- TASK -
Set the listing down again in full, word for word, with the pictures left out.

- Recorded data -
────────────────────────────────────────
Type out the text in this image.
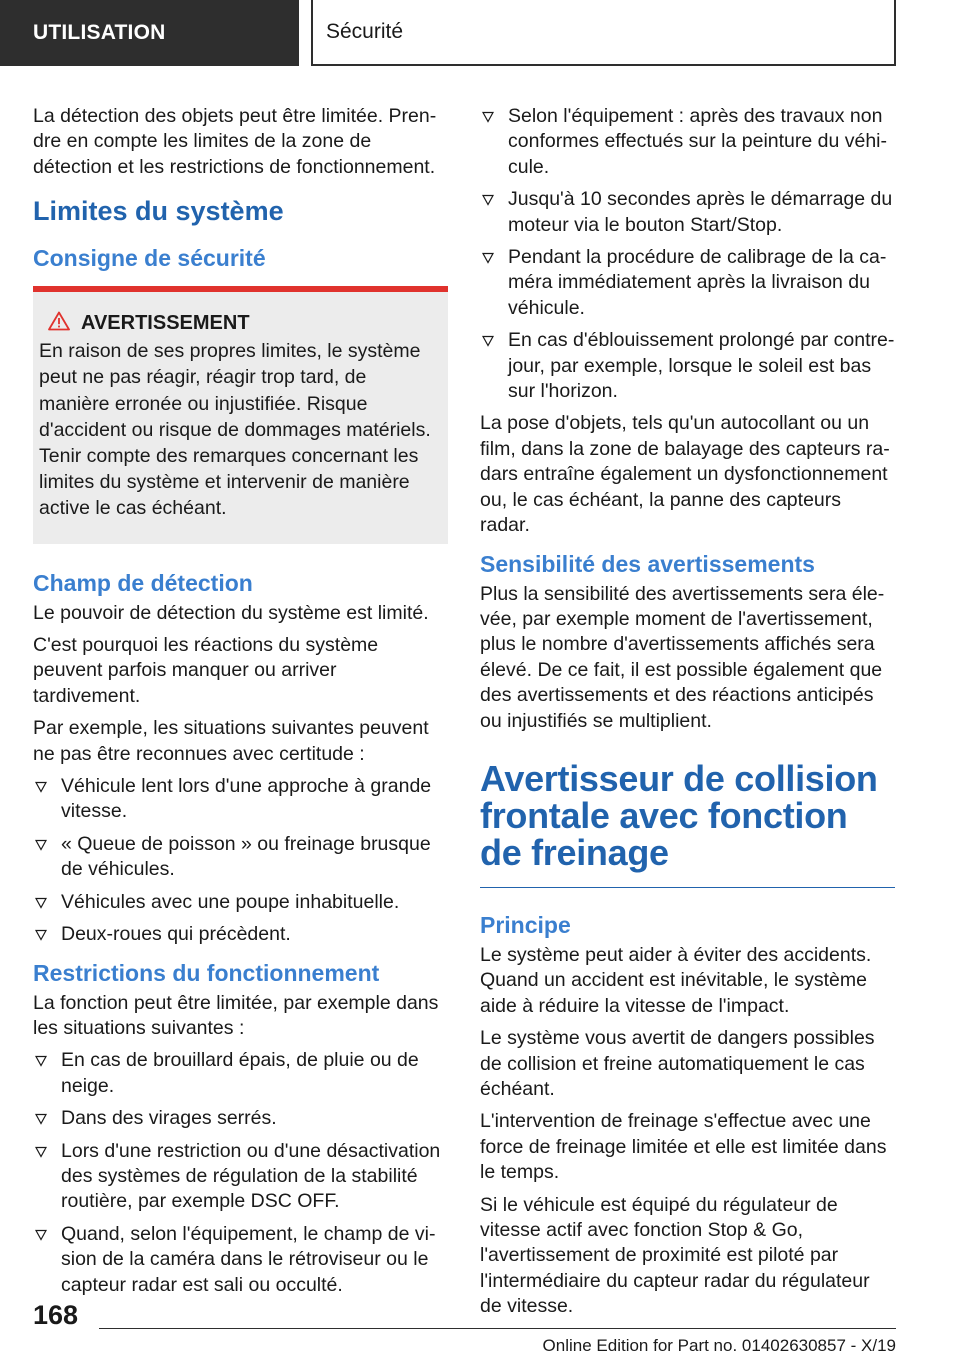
UTILISATION	Sécurité

La détection des objets peut être limitée. Prendre en compte les limites de la zone de détection et les restrictions de fonctionnement.

Limites du système
Consigne de sécurité
AVERTISSEMENT
En raison de ses propres limites, le système peut ne pas réagir, réagir trop tard, de manière erronée ou injustifiée. Risque d'accident ou risque de dommages matériels. Tenir compte des remarques concernant les limites du système et intervenir de manière active le cas échéant.
Champ de détection

Le pouvoir de détection du système est limité.

C'est pourquoi les réactions du système peuvent parfois manquer ou arriver tardivement.

Par exemple, les situations suivantes peuvent ne pas être reconnues avec certitude :

Véhicule lent lors d'une approche à grande vitesse.
« Queue de poisson » ou freinage brusque de véhicules.
Véhicules avec une poupe inhabituelle.
Deux-roues qui précèdent.
Restrictions du fonctionnement

La fonction peut être limitée, par exemple dans les situations suivantes :

En cas de brouillard épais, de pluie ou de neige.
Dans des virages serrés.
Lors d'une restriction ou d'une désactivation des systèmes de régulation de la stabilité routière, par exemple DSC OFF.
Quand, selon l'équipement, le champ de vision de la caméra dans le rétroviseur ou le capteur radar est sali ou occulté.
Selon l'équipement : après des travaux non conformes effectués sur la peinture du véhicule.
Jusqu'à 10 secondes après le démarrage du moteur via le bouton Start/Stop.
Pendant la procédure de calibrage de la caméra immédiatement après la livraison du véhicule.
En cas d'éblouissement prolongé par contre-jour, par exemple, lorsque le soleil est bas sur l'horizon.

La pose d'objets, tels qu'un autocollant ou un film, dans la zone de balayage des capteurs radars entraîne également un dysfonctionnement ou, le cas échéant, la panne des capteurs radar.

Sensibilité des avertissements

Plus la sensibilité des avertissements sera élevée, par exemple moment de l'avertissement, plus le nombre d'avertissements affichés sera élevé. De ce fait, il est possible également que des avertissements et des réactions anticipés ou injustifiés se multiplient.

Avertisseur de collision frontale avec fonction de freinage
Principe

Le système peut aider à éviter des accidents. Quand un accident est inévitable, le système aide à réduire la vitesse de l'impact.

Le système vous avertit de dangers possibles de collision et freine automatiquement le cas échéant.

L'intervention de freinage s'effectue avec une force de freinage limitée et elle est limitée dans le temps.

Si le véhicule est équipé du régulateur de vitesse actif avec fonction Stop & Go, l'avertissement de proximité est piloté par l'intermédiaire du capteur radar du régulateur de vitesse.

168
Online Edition for Part no. 01402630857 - X/19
────────────────────────────────────────
- COMPLETED EXERCISE -
Type out the text in this image.
UTILISATION	Sécurité

La détection des objets peut être limitée. Prendre en compte les limites de la zone de détection et les restrictions de fonctionnement.

Limites du système
Consigne de sécurité
AVERTISSEMENT
En raison de ses propres limites, le système peut ne pas réagir, réagir trop tard, de manière erronée ou injustifiée. Risque d'accident ou risque de dommages matériels. Tenir compte des remarques concernant les limites du système et intervenir de manière active le cas échéant.
Champ de détection

Le pouvoir de détection du système est limité.

C'est pourquoi les réactions du système peuvent parfois manquer ou arriver tardivement.

Par exemple, les situations suivantes peuvent ne pas être reconnues avec certitude :

Véhicule lent lors d'une approche à grande vitesse.
« Queue de poisson » ou freinage brusque de véhicules.
Véhicules avec une poupe inhabituelle.
Deux-roues qui précèdent.
Restrictions du fonctionnement

La fonction peut être limitée, par exemple dans les situations suivantes :

En cas de brouillard épais, de pluie ou de neige.
Dans des virages serrés.
Lors d'une restriction ou d'une désactivation des systèmes de régulation de la stabilité routière, par exemple DSC OFF.
Quand, selon l'équipement, le champ de vision de la caméra dans le rétroviseur ou le capteur radar est sali ou occulté.
Selon l'équipement : après des travaux non conformes effectués sur la peinture du véhicule.
Jusqu'à 10 secondes après le démarrage du moteur via le bouton Start/Stop.
Pendant la procédure de calibrage de la caméra immédiatement après la livraison du véhicule.
En cas d'éblouissement prolongé par contre-jour, par exemple, lorsque le soleil est bas sur l'horizon.

La pose d'objets, tels qu'un autocollant ou un film, dans la zone de balayage des capteurs radars entraîne également un dysfonctionnement ou, le cas échéant, la panne des capteurs radar.

Sensibilité des avertissements

Plus la sensibilité des avertissements sera élevée, par exemple moment de l'avertissement, plus le nombre d'avertissements affichés sera élevé. De ce fait, il est possible également que des avertissements et des réactions anticipés ou injustifiés se multiplient.

Avertisseur de collision frontale avec fonction de freinage
Principe

Le système peut aider à éviter des accidents. Quand un accident est inévitable, le système aide à réduire la vitesse de l'impact.

Le système vous avertit de dangers possibles de collision et freine automatiquement le cas échéant.

L'intervention de freinage s'effectue avec une force de freinage limitée et elle est limitée dans le temps.

Si le véhicule est équipé du régulateur de vitesse actif avec fonction Stop & Go, l'avertissement de proximité est piloté par l'intermédiaire du capteur radar du régulateur de vitesse.

168
Online Edition for Part no. 01402630857 - X/19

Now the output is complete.